**Task directions:** Whenever a line below holds the word "Anzahl", copy that line.

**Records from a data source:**
-----
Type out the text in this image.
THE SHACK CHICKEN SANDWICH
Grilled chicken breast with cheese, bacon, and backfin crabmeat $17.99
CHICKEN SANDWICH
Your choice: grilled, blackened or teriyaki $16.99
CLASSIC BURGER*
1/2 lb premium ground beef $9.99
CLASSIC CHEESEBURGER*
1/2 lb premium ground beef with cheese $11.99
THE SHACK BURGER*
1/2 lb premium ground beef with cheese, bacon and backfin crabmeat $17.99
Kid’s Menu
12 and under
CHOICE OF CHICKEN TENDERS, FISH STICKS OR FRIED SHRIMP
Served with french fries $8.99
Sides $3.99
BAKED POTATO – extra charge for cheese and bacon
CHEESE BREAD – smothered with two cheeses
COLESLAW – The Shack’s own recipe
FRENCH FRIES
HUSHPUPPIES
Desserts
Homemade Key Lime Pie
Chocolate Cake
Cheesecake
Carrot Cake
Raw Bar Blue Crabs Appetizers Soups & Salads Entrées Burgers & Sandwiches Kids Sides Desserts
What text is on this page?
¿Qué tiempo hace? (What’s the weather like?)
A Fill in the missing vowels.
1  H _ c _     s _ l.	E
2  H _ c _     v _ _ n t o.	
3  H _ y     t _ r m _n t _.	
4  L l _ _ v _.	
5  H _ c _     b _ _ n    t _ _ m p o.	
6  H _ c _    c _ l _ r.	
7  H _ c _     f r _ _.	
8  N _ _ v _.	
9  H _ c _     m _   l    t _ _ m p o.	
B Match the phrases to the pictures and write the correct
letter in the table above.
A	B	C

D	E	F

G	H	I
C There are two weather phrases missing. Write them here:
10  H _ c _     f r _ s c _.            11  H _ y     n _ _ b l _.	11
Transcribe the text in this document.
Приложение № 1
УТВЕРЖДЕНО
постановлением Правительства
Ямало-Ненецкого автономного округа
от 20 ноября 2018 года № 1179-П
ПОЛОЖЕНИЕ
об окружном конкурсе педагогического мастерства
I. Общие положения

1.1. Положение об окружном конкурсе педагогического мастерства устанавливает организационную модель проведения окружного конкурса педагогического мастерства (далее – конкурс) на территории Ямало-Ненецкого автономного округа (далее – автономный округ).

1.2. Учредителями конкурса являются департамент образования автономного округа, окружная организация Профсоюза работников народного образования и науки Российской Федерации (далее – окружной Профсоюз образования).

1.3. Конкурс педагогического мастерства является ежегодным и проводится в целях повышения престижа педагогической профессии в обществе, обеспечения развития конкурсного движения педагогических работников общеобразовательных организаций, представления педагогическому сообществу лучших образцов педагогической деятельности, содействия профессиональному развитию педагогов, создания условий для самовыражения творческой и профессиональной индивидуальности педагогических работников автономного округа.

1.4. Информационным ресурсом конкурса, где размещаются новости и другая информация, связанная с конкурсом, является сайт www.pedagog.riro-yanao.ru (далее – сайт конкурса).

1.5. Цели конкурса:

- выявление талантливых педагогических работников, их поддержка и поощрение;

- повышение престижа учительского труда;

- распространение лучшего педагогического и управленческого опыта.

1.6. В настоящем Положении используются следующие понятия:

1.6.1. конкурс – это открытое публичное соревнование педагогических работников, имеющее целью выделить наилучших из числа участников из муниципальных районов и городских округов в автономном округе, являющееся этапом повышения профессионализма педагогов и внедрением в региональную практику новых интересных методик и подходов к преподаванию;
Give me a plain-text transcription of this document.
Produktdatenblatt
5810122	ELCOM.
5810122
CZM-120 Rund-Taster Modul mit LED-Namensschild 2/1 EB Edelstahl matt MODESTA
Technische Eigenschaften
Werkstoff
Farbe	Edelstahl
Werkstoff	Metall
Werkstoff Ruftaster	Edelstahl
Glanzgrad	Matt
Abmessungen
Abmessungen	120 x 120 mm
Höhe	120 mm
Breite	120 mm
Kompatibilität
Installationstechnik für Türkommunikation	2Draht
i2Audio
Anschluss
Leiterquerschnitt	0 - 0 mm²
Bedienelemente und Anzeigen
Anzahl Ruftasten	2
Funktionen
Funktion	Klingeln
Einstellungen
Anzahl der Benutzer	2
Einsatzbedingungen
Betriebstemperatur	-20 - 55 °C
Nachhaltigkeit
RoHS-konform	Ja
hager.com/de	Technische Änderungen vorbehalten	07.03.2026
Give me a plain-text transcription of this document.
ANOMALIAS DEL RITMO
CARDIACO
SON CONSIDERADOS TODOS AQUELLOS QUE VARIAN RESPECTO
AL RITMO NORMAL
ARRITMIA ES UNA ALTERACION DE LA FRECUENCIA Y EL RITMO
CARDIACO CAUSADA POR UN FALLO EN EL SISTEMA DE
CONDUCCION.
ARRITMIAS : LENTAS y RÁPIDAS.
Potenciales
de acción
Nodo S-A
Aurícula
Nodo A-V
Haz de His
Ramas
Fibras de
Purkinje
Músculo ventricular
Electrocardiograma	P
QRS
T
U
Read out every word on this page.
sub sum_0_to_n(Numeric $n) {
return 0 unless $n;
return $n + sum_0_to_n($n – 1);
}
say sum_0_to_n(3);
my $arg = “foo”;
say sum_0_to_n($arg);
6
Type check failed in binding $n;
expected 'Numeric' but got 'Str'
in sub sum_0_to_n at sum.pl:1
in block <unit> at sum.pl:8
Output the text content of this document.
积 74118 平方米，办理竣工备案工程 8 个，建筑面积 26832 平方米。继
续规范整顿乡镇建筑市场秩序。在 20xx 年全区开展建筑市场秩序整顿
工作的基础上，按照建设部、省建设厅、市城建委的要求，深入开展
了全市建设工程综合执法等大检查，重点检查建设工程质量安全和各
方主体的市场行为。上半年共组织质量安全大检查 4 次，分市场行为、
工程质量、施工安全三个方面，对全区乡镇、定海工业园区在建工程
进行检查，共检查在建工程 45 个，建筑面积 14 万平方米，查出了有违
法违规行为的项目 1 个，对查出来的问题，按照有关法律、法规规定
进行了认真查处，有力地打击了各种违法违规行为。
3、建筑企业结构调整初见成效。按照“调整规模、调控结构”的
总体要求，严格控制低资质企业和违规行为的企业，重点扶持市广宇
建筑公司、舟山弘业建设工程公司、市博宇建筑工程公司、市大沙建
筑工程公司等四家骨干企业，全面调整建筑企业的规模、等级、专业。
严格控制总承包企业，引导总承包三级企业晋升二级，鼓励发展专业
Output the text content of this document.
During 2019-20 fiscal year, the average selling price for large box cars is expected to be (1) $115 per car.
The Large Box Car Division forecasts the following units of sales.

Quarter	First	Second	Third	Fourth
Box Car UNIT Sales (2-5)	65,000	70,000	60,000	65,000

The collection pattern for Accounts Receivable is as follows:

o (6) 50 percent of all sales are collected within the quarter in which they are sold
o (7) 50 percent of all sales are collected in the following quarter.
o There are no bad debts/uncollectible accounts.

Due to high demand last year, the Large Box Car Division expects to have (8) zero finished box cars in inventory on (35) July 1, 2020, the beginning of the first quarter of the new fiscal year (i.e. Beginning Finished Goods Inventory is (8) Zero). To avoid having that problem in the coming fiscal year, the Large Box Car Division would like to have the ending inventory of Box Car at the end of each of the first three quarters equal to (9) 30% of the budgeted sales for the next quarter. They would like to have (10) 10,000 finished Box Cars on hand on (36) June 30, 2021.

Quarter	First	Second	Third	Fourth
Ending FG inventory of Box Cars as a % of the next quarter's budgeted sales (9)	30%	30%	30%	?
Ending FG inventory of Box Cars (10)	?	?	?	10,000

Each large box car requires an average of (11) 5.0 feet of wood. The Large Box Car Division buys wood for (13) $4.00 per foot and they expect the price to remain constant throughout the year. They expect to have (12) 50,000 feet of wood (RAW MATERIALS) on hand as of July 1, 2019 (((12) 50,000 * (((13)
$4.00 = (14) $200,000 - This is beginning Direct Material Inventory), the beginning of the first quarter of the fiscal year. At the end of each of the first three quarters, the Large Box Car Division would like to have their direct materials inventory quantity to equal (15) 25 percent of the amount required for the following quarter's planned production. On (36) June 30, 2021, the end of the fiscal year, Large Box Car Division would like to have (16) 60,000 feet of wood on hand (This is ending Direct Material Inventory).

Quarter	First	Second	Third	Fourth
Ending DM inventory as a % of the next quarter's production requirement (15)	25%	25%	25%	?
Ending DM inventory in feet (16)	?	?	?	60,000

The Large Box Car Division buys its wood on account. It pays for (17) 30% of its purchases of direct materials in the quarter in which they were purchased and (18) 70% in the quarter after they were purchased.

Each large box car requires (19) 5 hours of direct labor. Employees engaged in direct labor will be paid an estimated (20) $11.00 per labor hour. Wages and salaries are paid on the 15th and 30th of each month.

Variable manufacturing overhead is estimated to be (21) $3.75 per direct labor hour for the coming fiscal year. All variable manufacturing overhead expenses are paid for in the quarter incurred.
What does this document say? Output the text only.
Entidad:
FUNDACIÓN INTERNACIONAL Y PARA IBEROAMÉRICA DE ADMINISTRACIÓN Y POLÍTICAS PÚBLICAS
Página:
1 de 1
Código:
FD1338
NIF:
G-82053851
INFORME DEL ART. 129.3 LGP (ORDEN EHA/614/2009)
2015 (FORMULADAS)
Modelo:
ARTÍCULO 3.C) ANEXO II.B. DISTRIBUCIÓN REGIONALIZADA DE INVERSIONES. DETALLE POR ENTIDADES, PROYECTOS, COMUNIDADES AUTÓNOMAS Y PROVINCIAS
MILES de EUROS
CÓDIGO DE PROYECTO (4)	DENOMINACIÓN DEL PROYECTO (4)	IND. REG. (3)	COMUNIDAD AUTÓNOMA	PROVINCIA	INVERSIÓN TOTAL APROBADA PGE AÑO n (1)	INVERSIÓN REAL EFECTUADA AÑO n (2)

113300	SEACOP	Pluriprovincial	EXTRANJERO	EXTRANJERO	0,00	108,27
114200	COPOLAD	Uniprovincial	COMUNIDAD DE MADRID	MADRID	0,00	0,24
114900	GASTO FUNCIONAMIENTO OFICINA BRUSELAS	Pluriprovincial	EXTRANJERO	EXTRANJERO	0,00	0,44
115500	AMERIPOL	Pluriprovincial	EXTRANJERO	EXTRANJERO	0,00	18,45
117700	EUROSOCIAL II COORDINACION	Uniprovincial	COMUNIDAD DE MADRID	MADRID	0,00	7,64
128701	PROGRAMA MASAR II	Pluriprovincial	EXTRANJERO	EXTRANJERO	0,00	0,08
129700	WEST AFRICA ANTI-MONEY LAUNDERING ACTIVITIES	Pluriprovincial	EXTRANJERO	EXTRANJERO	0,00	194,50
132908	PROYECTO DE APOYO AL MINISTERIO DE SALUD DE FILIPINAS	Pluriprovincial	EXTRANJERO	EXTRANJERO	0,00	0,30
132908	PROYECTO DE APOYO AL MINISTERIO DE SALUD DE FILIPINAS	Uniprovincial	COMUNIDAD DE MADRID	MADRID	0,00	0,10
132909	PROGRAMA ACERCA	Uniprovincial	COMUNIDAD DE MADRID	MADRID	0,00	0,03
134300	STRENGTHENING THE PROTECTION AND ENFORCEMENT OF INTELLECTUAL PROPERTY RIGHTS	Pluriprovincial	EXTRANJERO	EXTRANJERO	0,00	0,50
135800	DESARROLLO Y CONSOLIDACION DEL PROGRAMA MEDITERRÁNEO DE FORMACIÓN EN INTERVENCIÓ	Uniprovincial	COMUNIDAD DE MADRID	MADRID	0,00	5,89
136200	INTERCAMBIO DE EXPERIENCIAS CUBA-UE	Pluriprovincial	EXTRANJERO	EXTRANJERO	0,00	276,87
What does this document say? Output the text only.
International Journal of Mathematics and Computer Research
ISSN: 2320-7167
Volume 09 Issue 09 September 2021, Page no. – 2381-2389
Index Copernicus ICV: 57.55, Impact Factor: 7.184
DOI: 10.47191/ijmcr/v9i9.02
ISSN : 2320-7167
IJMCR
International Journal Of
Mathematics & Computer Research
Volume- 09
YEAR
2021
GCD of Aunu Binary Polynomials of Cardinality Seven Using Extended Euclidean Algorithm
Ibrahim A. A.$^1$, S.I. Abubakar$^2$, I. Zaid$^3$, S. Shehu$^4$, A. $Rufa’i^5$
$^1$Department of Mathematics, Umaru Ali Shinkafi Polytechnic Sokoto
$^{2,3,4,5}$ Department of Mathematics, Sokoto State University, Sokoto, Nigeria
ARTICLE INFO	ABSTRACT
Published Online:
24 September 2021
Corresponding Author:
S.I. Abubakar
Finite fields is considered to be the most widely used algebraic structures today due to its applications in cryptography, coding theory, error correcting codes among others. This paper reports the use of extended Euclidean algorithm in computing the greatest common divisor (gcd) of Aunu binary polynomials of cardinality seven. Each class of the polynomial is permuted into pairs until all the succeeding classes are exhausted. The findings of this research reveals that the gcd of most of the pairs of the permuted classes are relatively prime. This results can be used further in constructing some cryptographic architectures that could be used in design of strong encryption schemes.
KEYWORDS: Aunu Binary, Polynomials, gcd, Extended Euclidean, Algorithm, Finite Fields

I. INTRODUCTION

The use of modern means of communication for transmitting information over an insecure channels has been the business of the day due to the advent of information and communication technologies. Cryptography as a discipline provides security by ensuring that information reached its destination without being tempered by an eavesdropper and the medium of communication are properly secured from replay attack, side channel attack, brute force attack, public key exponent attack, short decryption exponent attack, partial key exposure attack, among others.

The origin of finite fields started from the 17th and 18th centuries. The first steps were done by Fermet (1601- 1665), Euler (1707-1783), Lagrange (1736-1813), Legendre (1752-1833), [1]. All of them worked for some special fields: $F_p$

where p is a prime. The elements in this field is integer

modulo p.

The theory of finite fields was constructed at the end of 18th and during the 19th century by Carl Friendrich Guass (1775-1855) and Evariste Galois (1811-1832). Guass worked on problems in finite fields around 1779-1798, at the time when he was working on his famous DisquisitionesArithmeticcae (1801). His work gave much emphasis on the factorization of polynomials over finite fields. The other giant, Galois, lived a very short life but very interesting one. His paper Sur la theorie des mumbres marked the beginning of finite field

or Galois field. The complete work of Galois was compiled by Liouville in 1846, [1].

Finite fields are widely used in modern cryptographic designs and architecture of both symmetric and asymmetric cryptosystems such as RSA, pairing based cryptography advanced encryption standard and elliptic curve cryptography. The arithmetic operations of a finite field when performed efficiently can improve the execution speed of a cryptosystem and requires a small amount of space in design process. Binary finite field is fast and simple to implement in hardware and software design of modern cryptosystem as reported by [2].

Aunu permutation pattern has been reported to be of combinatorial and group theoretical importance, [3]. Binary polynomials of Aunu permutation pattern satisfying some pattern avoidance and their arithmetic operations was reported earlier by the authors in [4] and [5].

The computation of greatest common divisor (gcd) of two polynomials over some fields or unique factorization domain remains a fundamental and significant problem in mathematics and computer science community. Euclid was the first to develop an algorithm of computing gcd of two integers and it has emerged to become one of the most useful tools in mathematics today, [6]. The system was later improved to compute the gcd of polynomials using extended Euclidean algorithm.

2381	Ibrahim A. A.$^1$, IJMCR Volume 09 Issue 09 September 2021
-----
**Task answer:**
Anzahl Ruftasten	2
Anzahl der Benutzer	2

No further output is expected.